Gather each line containing the string "기업특성분석" from these entries.

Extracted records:

++++++++

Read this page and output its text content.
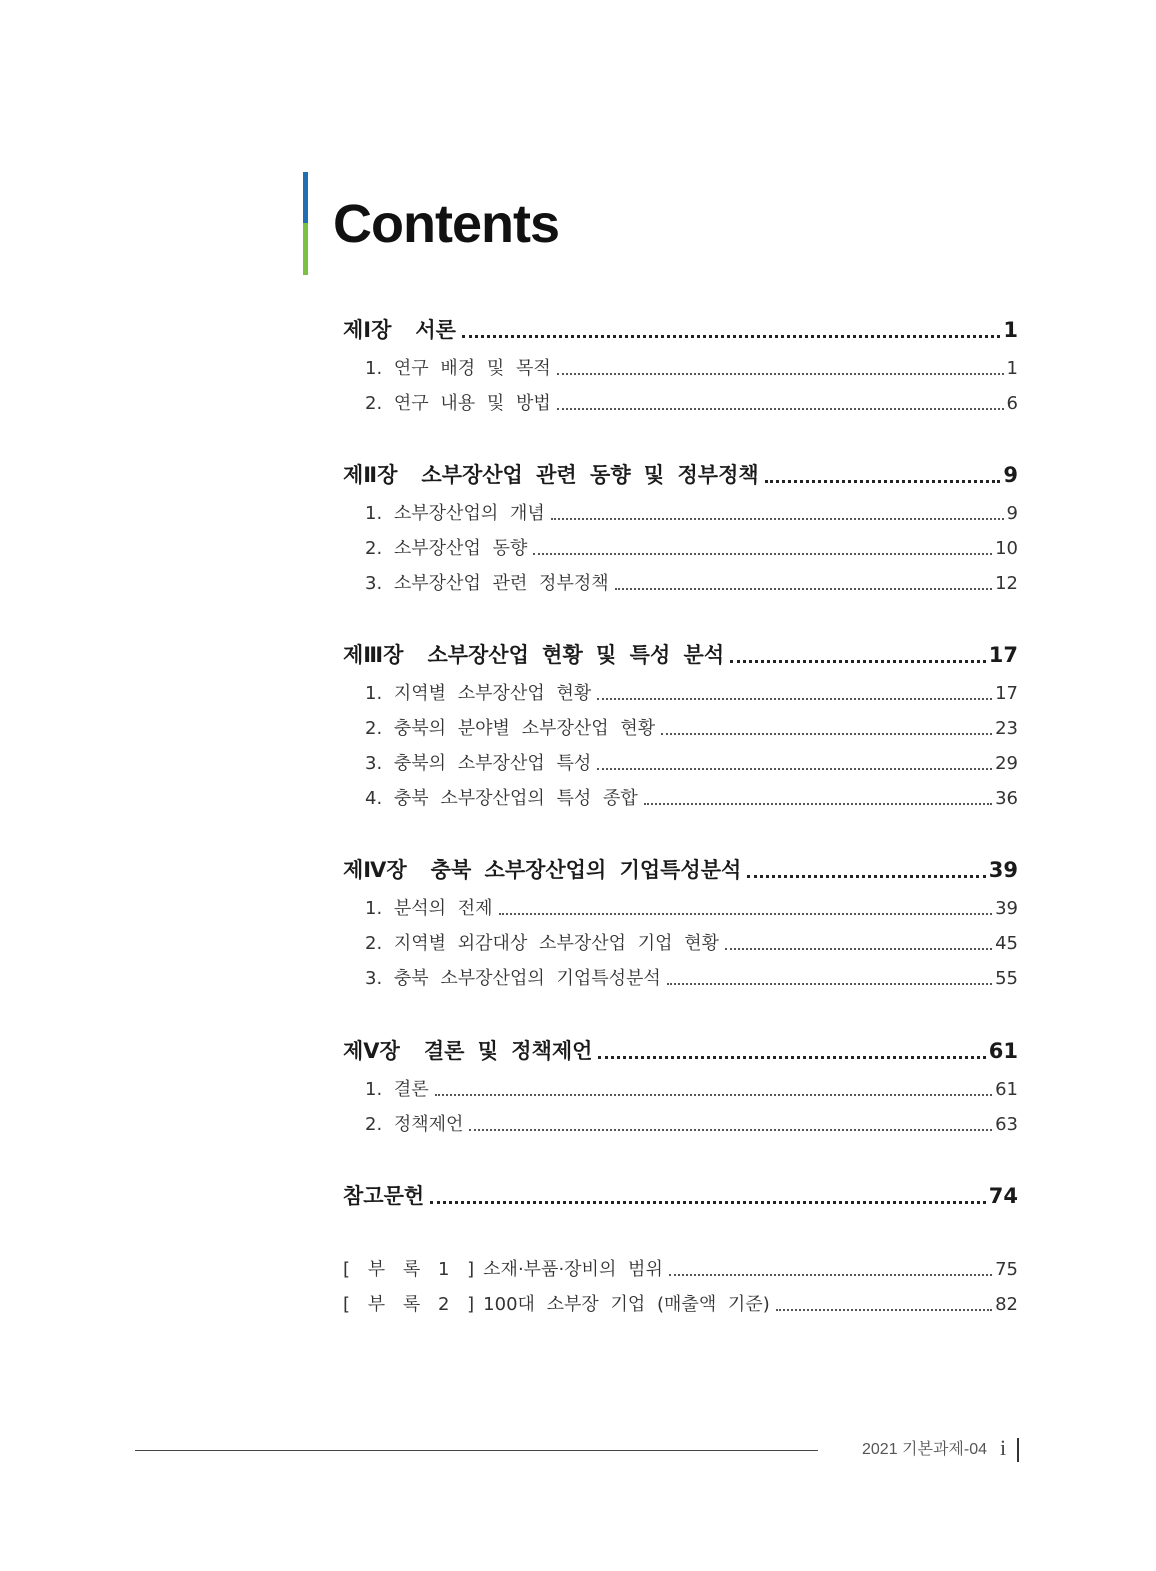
Contents
제Ⅰ장 서론	1
1. 연구 배경 및 목적	1
2. 연구 내용 및 방법	6
제Ⅱ장 소부장산업 관련 동향 및 정부정책	9
1. 소부장산업의 개념	9
2. 소부장산업 동향	10
3. 소부장산업 관련 정부정책	12
제Ⅲ장 소부장산업 현황 및 특성 분석	17
1. 지역별 소부장산업 현황	17
2. 충북의 분야별 소부장산업 현황	23
3. 충북의 소부장산업 특성	29
4. 충북 소부장산업의 특성 종합	36
제Ⅳ장 충북 소부장산업의 기업특성분석	39
1. 분석의 전제	39
2. 지역별 외감대상 소부장산업 기업 현황	45
3. 충북 소부장산업의 기업특성분석	55
제Ⅴ장 결론 및 정책제언	61
1. 결론	61
2. 정책제언	63
참고문헌	74
[ 부 록 1 ] 소재·부품·장비의 범위	75
[ 부 록 2 ] 100대 소부장 기업 (매출액 기준)	82
2021 기본과제-04 i
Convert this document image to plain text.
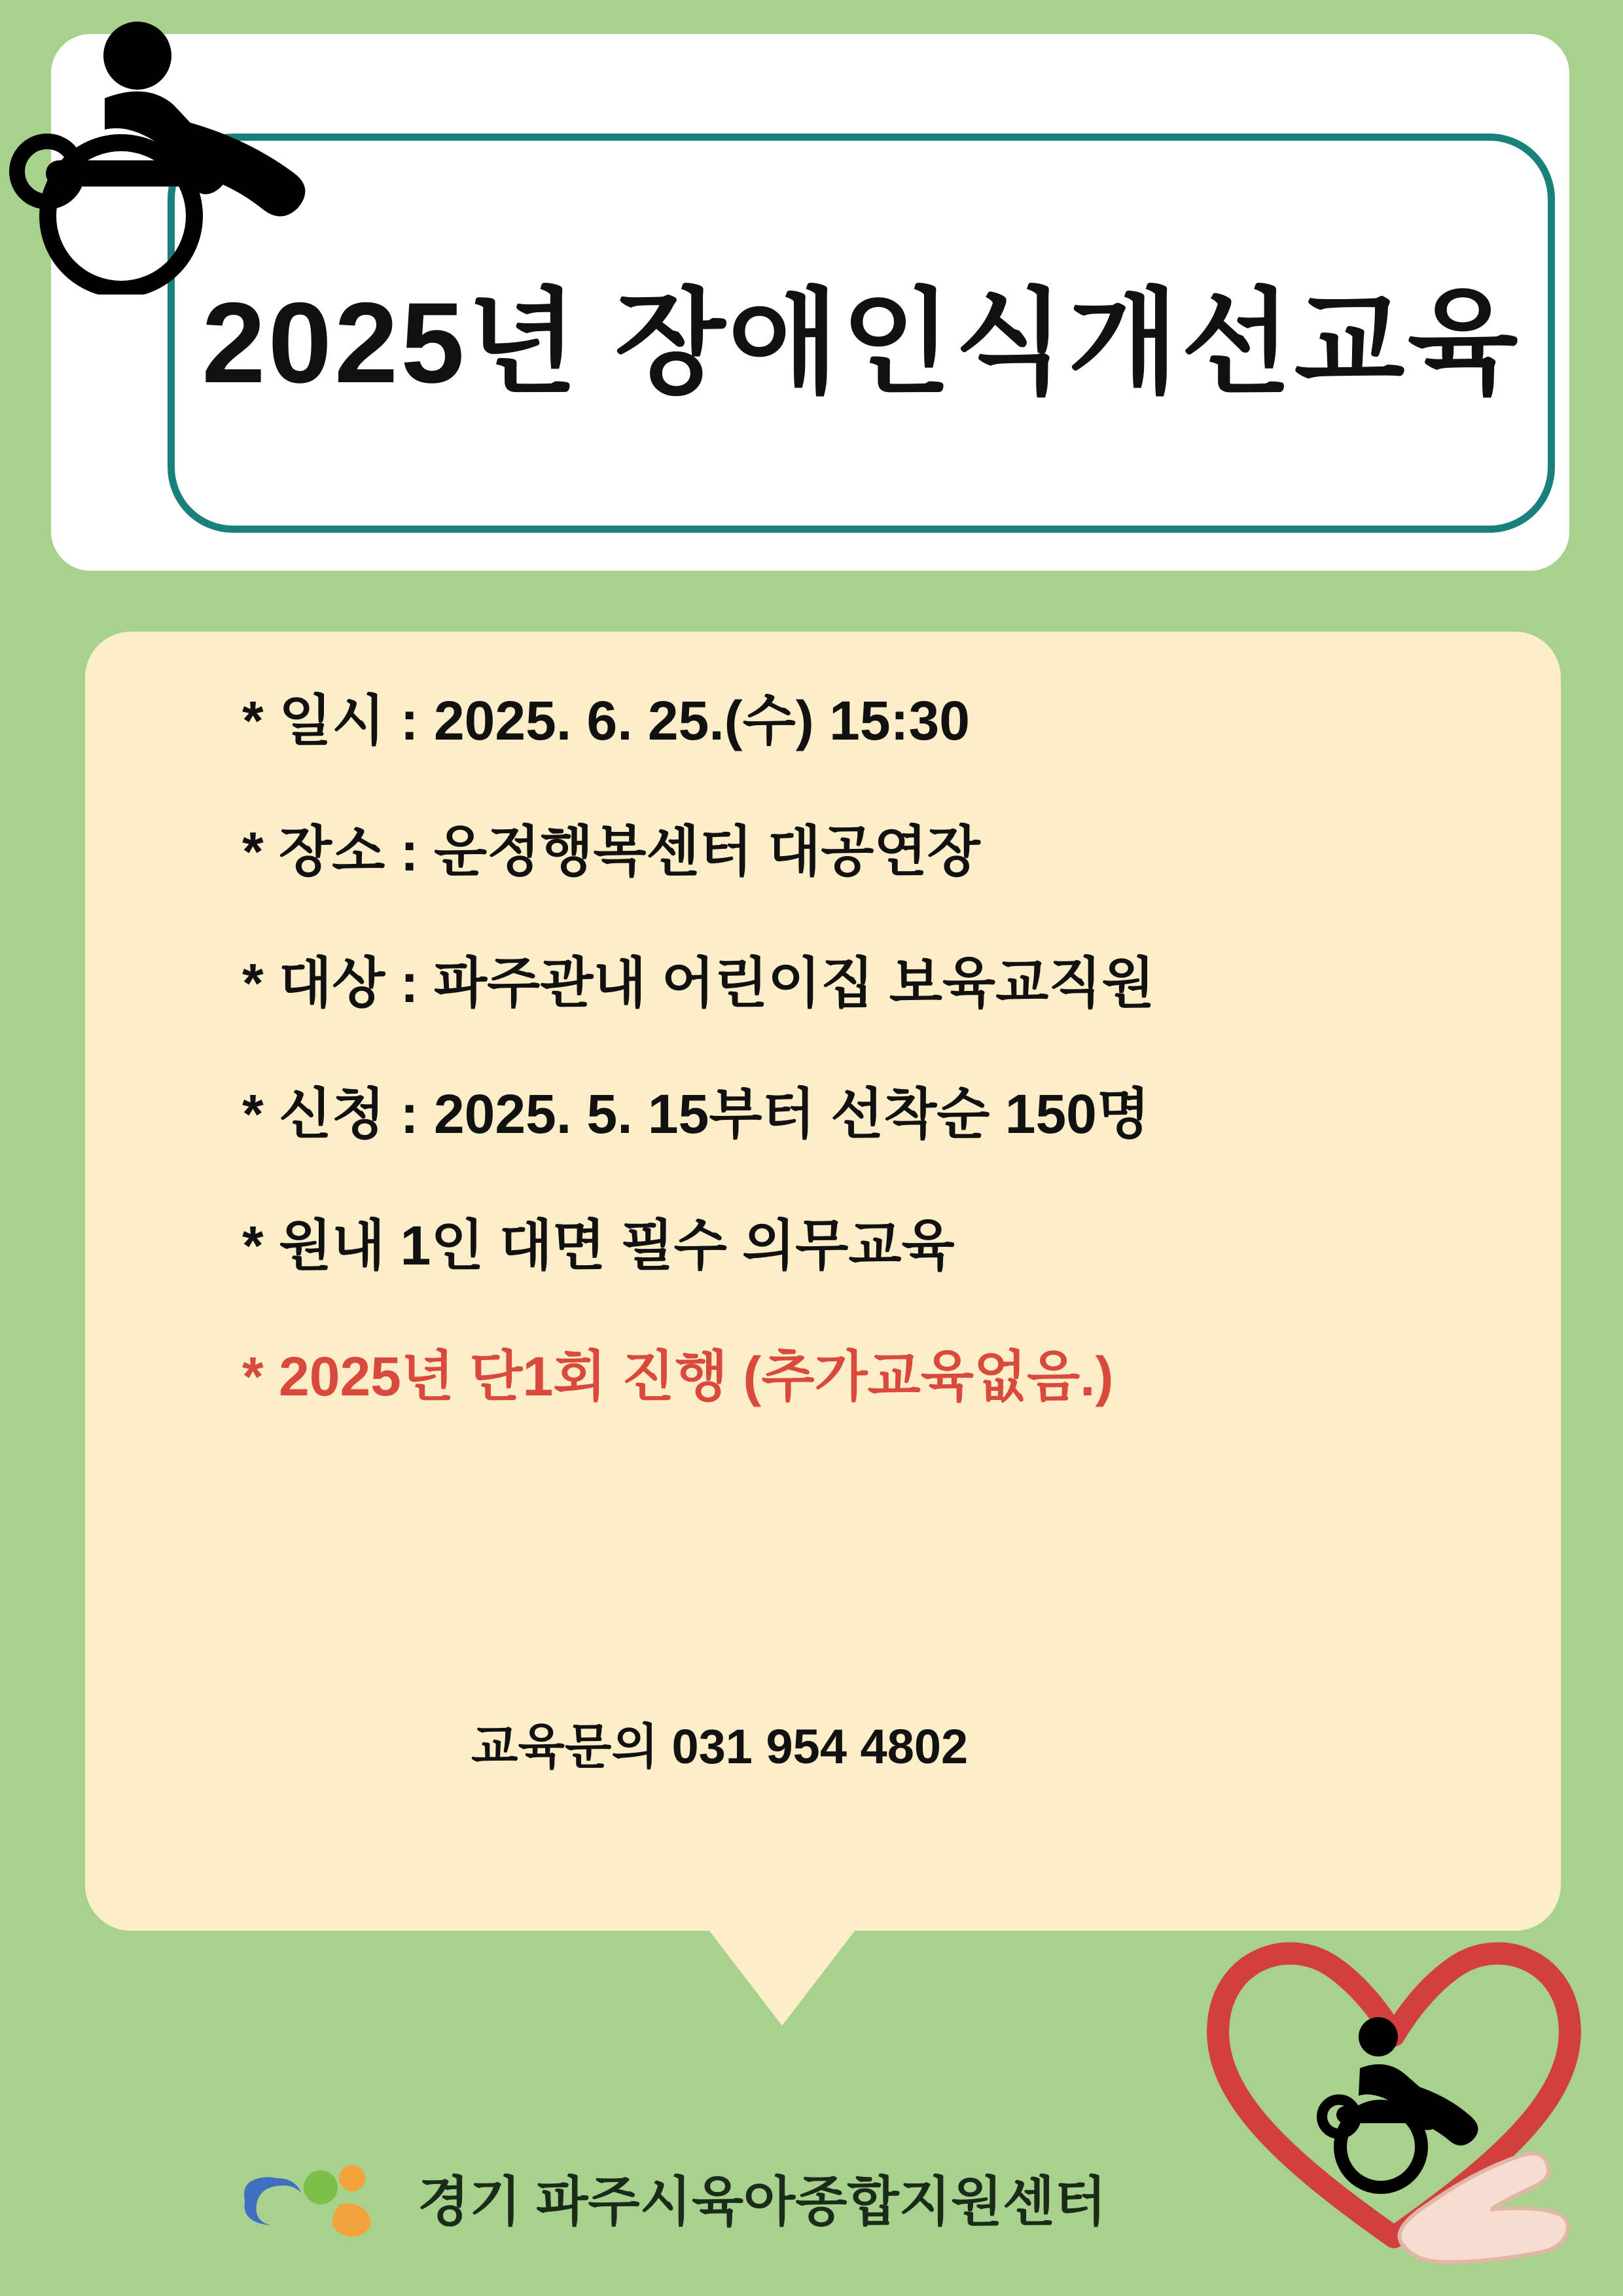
2025년 장애인식개선교육

* 일시 : 2025. 6. 25.(수) 15:30

* 장소 : 운정행복센터 대공연장

* 대상 : 파주관내 어린이집 보육교직원

* 신청 : 2025. 5. 15부터 선착순 150명

* 원내 1인 대면 필수 의무교육

* 2025년 단1회 진행 (추가교육없음.)

교육문의 031 954 4802
경기 파주시육아종합지원센터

++++++++

### Output of the exercise
제Ⅳ장 충북 소부장산업의 기업특성분석	39
3. 충북 소부장산업의 기업특성분석	55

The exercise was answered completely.